Prompt -
Pull out every line with the word "print" from the entries below.

>> START Records provided

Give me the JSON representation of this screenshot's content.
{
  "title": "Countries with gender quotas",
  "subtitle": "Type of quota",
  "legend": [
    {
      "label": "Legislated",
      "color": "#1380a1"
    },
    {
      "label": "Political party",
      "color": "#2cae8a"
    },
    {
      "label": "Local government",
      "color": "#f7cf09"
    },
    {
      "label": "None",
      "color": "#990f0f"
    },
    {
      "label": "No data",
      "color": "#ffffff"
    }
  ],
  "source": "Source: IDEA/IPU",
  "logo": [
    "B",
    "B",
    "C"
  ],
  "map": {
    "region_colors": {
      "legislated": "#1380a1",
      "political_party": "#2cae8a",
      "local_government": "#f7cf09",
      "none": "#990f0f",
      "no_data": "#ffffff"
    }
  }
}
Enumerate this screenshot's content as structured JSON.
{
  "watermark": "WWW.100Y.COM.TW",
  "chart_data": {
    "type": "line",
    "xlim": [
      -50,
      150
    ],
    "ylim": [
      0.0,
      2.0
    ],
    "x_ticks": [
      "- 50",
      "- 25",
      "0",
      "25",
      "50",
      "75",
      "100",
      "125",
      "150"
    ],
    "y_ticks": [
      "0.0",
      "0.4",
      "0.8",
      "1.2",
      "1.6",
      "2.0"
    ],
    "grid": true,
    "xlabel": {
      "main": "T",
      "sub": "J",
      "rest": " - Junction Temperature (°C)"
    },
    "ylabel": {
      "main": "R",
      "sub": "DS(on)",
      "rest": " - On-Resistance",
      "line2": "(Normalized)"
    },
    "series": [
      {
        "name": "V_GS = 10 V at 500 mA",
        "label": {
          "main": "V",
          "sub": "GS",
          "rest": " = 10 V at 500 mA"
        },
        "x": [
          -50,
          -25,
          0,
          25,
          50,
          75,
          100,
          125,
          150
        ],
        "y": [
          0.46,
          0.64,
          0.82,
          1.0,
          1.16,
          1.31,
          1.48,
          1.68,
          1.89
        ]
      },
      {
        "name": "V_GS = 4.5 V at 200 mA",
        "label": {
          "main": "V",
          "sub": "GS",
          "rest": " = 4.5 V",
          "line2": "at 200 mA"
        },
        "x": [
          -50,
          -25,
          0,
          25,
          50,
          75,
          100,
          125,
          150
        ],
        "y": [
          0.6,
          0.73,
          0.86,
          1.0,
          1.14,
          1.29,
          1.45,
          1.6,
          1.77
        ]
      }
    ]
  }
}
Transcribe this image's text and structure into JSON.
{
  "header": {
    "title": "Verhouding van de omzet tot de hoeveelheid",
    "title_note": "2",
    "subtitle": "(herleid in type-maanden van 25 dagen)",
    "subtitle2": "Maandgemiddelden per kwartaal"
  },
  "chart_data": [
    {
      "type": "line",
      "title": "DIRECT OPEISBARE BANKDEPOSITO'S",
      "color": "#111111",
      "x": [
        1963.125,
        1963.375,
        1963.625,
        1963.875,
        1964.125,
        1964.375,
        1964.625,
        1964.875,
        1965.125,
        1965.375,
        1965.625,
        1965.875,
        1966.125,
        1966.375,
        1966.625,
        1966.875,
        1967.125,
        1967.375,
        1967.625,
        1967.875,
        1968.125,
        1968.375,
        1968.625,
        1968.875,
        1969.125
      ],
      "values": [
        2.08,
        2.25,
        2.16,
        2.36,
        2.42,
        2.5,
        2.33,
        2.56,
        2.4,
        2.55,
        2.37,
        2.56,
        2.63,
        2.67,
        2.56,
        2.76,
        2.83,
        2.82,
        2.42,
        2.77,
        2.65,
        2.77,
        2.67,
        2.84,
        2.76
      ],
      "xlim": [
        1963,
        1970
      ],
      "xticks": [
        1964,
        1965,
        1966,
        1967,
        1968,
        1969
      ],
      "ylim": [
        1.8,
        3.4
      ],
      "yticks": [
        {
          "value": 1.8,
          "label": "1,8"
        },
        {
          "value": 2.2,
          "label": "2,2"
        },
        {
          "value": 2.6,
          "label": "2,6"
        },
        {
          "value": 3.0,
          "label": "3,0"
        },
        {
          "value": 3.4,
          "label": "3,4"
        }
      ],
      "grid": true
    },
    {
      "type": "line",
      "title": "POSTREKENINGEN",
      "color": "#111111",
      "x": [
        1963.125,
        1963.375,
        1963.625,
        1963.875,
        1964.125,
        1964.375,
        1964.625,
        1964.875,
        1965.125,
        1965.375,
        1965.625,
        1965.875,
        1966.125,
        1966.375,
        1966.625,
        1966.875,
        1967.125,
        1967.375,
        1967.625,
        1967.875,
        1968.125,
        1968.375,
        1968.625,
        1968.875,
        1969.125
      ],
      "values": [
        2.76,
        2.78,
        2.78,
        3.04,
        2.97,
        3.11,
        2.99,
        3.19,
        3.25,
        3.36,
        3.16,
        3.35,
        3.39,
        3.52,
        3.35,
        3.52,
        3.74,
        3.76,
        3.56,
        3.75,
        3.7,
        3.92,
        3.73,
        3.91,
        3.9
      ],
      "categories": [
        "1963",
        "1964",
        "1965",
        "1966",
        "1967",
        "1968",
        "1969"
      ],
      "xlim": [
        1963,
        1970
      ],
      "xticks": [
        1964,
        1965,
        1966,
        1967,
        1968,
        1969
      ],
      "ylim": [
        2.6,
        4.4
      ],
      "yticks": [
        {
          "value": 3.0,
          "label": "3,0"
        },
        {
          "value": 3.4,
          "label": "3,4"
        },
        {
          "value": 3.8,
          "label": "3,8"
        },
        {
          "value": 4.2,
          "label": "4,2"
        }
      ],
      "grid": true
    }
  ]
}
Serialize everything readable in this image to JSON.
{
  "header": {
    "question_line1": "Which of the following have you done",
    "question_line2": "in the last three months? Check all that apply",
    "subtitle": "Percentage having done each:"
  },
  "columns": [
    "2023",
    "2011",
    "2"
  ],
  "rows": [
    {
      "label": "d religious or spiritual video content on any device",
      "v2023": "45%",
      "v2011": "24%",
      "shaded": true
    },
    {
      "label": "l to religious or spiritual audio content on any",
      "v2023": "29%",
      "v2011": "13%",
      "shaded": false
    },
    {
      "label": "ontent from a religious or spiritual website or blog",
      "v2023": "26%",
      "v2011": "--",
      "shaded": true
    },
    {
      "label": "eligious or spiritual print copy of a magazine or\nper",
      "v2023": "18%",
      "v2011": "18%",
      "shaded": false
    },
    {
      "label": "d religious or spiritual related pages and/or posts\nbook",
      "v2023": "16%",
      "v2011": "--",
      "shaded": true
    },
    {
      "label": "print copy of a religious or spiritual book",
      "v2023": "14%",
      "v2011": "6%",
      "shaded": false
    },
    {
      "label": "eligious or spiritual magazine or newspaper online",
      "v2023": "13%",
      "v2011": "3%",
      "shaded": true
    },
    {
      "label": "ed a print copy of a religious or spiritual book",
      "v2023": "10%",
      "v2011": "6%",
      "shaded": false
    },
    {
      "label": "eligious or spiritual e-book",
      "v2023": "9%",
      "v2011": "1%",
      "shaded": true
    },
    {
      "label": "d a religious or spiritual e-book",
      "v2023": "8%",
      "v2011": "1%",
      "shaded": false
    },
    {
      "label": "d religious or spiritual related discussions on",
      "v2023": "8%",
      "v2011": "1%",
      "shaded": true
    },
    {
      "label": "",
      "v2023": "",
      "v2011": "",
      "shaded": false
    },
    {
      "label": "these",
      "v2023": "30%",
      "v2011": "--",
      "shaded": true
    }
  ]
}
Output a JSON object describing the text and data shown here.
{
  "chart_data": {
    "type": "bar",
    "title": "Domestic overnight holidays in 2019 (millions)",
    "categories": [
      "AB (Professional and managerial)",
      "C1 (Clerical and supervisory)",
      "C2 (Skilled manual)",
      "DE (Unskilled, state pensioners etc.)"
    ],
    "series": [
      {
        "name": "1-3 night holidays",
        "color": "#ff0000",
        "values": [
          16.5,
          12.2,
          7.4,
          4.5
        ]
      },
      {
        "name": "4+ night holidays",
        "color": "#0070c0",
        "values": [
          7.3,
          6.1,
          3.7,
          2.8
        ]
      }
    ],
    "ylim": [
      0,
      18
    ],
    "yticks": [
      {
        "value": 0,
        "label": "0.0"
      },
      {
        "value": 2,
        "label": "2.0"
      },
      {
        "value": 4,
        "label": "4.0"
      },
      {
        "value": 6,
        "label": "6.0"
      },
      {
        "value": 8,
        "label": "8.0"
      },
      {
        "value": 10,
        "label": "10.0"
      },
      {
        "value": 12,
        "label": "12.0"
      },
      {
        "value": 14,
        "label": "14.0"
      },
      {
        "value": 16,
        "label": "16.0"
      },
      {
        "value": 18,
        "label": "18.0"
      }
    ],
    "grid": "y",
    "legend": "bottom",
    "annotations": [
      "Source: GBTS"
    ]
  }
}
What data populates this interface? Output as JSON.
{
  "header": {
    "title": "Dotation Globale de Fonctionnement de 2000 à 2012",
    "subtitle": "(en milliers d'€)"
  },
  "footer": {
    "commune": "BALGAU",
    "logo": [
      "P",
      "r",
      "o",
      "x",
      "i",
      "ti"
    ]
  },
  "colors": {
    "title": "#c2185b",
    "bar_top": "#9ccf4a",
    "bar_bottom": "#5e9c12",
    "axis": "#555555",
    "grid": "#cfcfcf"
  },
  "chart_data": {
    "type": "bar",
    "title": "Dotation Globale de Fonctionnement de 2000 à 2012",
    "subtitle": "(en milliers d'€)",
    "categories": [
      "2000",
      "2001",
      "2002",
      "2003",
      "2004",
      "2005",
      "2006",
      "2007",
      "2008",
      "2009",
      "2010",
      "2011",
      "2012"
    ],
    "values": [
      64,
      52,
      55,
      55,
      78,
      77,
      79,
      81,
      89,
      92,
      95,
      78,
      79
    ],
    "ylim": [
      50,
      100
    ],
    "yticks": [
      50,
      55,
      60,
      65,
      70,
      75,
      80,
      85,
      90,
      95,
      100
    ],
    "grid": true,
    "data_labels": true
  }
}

>> END Records provided

The reply -
      "label": "eligious or spiritual print copy of a magazine or\nper",
      "label": "print copy of a religious or spiritual book",
      "label": "ed a print copy of a religious or spiritual book",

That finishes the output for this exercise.